_Exercise directions_. Reproduce all of the data word for word.

_Dataset_.
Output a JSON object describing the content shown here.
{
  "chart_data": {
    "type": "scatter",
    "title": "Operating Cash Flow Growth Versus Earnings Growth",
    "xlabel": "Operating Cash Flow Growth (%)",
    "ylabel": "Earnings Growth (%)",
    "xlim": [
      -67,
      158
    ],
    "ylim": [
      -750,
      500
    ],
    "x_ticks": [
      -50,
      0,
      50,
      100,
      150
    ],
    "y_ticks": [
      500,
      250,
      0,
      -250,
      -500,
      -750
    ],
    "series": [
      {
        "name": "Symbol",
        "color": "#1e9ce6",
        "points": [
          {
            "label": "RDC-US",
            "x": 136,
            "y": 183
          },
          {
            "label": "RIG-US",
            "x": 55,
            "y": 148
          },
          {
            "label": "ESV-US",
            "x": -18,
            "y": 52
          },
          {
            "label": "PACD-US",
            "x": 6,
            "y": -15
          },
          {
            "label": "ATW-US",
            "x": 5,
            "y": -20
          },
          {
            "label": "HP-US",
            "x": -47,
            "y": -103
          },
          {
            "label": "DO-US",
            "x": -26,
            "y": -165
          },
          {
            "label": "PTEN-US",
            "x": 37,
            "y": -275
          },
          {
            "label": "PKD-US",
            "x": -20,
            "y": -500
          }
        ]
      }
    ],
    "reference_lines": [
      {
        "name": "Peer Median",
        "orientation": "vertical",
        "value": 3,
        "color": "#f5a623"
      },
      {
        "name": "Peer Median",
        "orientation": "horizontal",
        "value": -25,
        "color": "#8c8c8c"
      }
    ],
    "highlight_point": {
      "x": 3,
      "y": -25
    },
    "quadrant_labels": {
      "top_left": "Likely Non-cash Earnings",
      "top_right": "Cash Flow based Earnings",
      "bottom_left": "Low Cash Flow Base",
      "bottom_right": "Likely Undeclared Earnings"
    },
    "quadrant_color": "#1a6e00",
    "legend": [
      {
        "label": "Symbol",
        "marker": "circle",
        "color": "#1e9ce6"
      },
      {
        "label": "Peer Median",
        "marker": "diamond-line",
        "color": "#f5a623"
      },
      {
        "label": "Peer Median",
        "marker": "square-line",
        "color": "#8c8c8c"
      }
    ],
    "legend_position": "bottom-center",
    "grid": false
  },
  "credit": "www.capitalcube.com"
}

_Response below_.
Output a JSON object describing the content shown here.
{
  "chart_data": {
    "type": "scatter",
    "title": "Operating Cash Flow Growth Versus Earnings Growth",
    "xlabel": "Operating Cash Flow Growth (%)",
    "ylabel": "Earnings Growth (%)",
    "xlim": [
      -67,
      158
    ],
    "ylim": [
      -750,
      500
    ],
    "x_ticks": [
      -50,
      0,
      50,
      100,
      150
    ],
    "y_ticks": [
      500,
      250,
      0,
      -250,
      -500,
      -750
    ],
    "series": [
      {
        "name": "Symbol",
        "color": "#1e9ce6",
        "points": [
          {
            "label": "RDC-US",
            "x": 136,
            "y": 183
          },
          {
            "label": "RIG-US",
            "x": 55,
            "y": 148
          },
          {
            "label": "ESV-US",
            "x": -18,
            "y": 52
          },
          {
            "label": "PACD-US",
            "x": 6,
            "y": -15
          },
          {
            "label": "ATW-US",
            "x": 5,
            "y": -20
          },
          {
            "label": "HP-US",
            "x": -47,
            "y": -103
          },
          {
            "label": "DO-US",
            "x": -26,
            "y": -165
          },
          {
            "label": "PTEN-US",
            "x": 37,
            "y": -275
          },
          {
            "label": "PKD-US",
            "x": -20,
            "y": -500
          }
        ]
      }
    ],
    "reference_lines": [
      {
        "name": "Peer Median",
        "orientation": "vertical",
        "value": 3,
        "color": "#f5a623"
      },
      {
        "name": "Peer Median",
        "orientation": "horizontal",
        "value": -25,
        "color": "#8c8c8c"
      }
    ],
    "highlight_point": {
      "x": 3,
      "y": -25
    },
    "quadrant_labels": {
      "top_left": "Likely Non-cash Earnings",
      "top_right": "Cash Flow based Earnings",
      "bottom_left": "Low Cash Flow Base",
      "bottom_right": "Likely Undeclared Earnings"
    },
    "quadrant_color": "#1a6e00",
    "legend": [
      {
        "label": "Symbol",
        "marker": "circle",
        "color": "#1e9ce6"
      },
      {
        "label": "Peer Median",
        "marker": "diamond-line",
        "color": "#f5a623"
      },
      {
        "label": "Peer Median",
        "marker": "square-line",
        "color": "#8c8c8c"
      }
    ],
    "legend_position": "bottom-center",
    "grid": false
  },
  "credit": "www.capitalcube.com"
}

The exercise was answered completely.